**** DATASET CONTENT ****
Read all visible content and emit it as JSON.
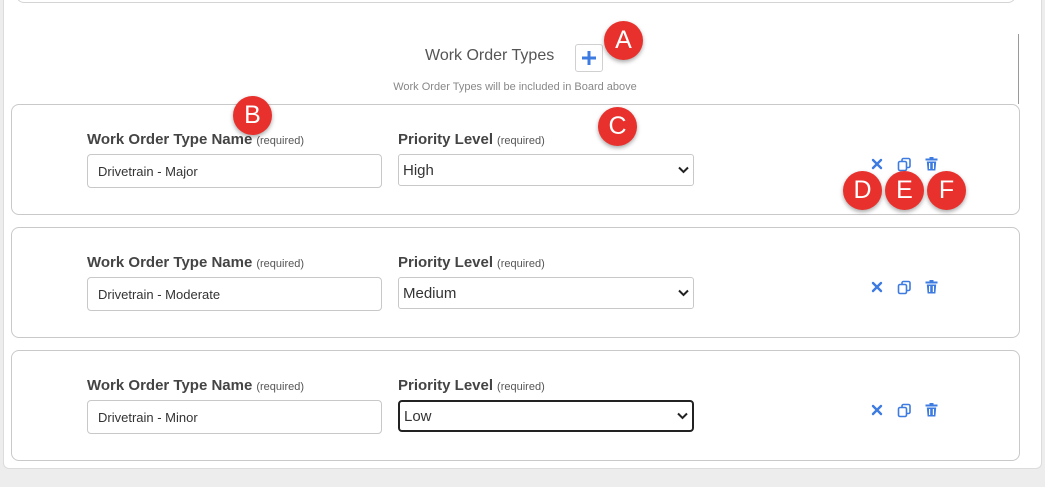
{
  "section": {
    "title": "Work Order Types",
    "subtitle": "Work Order Types will be included in Board above"
  },
  "labels": {
    "name": "Work Order Type Name",
    "priority": "Priority Level",
    "required": "(required)"
  },
  "work_order_types": [
    {
      "name": "Drivetrain - Major",
      "priority": "High"
    },
    {
      "name": "Drivetrain - Moderate",
      "priority": "Medium"
    },
    {
      "name": "Drivetrain - Minor",
      "priority": "Low"
    }
  ],
  "callouts": {
    "a": "A",
    "b": "B",
    "c": "C",
    "d": "D",
    "e": "E",
    "f": "F"
  },
  "icons": {
    "add": "plus-icon",
    "remove": "close-icon",
    "duplicate": "copy-icon",
    "delete": "trash-icon"
  },
  "colors": {
    "accent": "#3d7be0",
    "callout": "#e8302c"
  }
}
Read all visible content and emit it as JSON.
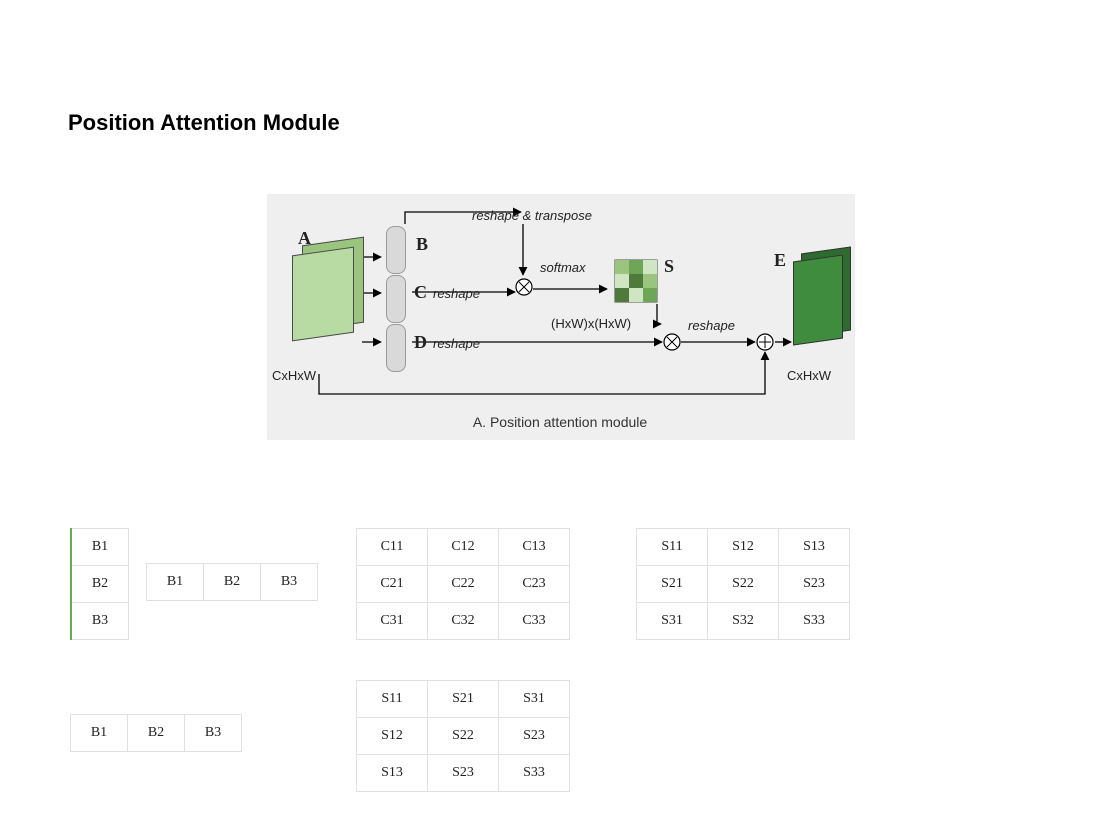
{
  "title": "Position Attention Module",
  "caption": "A. Position attention module",
  "labels": {
    "A": "A",
    "B": "B",
    "C": "C",
    "D": "D",
    "E": "E",
    "S": "S",
    "reshape_transpose": "reshape & transpose",
    "reshape": "reshape",
    "softmax": "softmax",
    "dim_A": "CxHxW",
    "dim_E": "CxHxW",
    "dim_S": "(HxW)x(HxW)"
  },
  "vec_B_col": [
    "B1",
    "B2",
    "B3"
  ],
  "vec_B_row": [
    "B1",
    "B2",
    "B3"
  ],
  "vec_B_row2": [
    "B1",
    "B2",
    "B3"
  ],
  "mat_C": [
    [
      "C11",
      "C12",
      "C13"
    ],
    [
      "C21",
      "C22",
      "C23"
    ],
    [
      "C31",
      "C32",
      "C33"
    ]
  ],
  "mat_S": [
    [
      "S11",
      "S12",
      "S13"
    ],
    [
      "S21",
      "S22",
      "S23"
    ],
    [
      "S31",
      "S32",
      "S33"
    ]
  ],
  "mat_ST": [
    [
      "S11",
      "S21",
      "S31"
    ],
    [
      "S12",
      "S22",
      "S23"
    ],
    [
      "S13",
      "S23",
      "S33"
    ]
  ]
}
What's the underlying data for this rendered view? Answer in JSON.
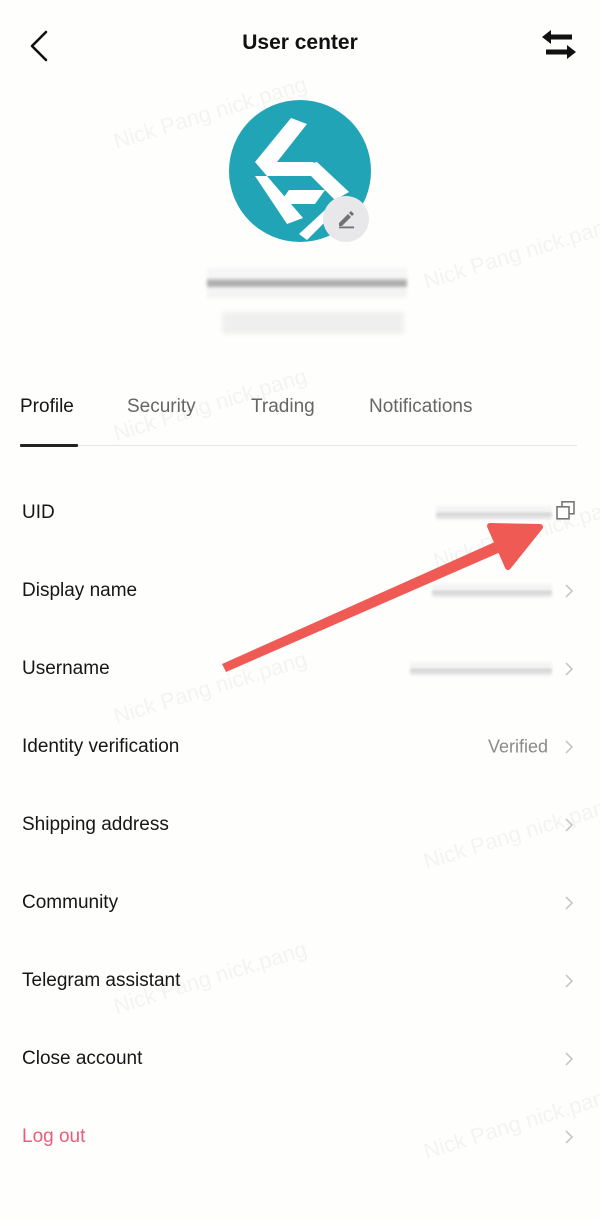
****
◆ WRITTEN TASK ◆
Tally the lines of the data that contain the string "Position" and report the total alone.

◆ WRITTEN ANSWER ◆
2